WORK TO DO:
Leave out the pictures and repeat every record exactly.

ENTRIES:
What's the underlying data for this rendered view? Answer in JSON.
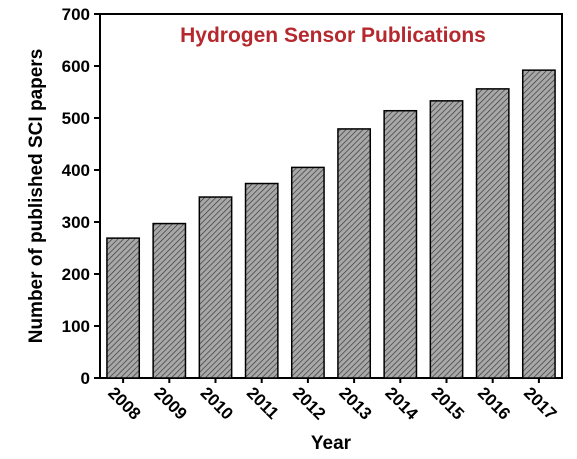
{
  "chart_data": {
    "type": "bar",
    "title": "Hydrogen Sensor Publications",
    "x_label": "Year",
    "y_label": "Number of published SCI papers",
    "categories": [
      "2008",
      "2009",
      "2010",
      "2011",
      "2012",
      "2013",
      "2014",
      "2015",
      "2016",
      "2017"
    ],
    "values": [
      269,
      297,
      348,
      374,
      405,
      479,
      514,
      533,
      556,
      592
    ],
    "color": "#a8a8a8",
    "title_color": "#b5282e",
    "ylim": [
      0,
      700
    ],
    "yticks": [
      0,
      100,
      200,
      300,
      400,
      500,
      600,
      700
    ]
  }
}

ANSWER IN FULL:
What's the underlying data for this rendered view? Answer in JSON.
{
  "chart_data": {
    "type": "bar",
    "title": "Hydrogen Sensor Publications",
    "x_label": "Year",
    "y_label": "Number of published SCI papers",
    "categories": [
      "2008",
      "2009",
      "2010",
      "2011",
      "2012",
      "2013",
      "2014",
      "2015",
      "2016",
      "2017"
    ],
    "values": [
      269,
      297,
      348,
      374,
      405,
      479,
      514,
      533,
      556,
      592
    ],
    "color": "#a8a8a8",
    "title_color": "#b5282e",
    "ylim": [
      0,
      700
    ],
    "yticks": [
      0,
      100,
      200,
      300,
      400,
      500,
      600,
      700
    ]
  }
}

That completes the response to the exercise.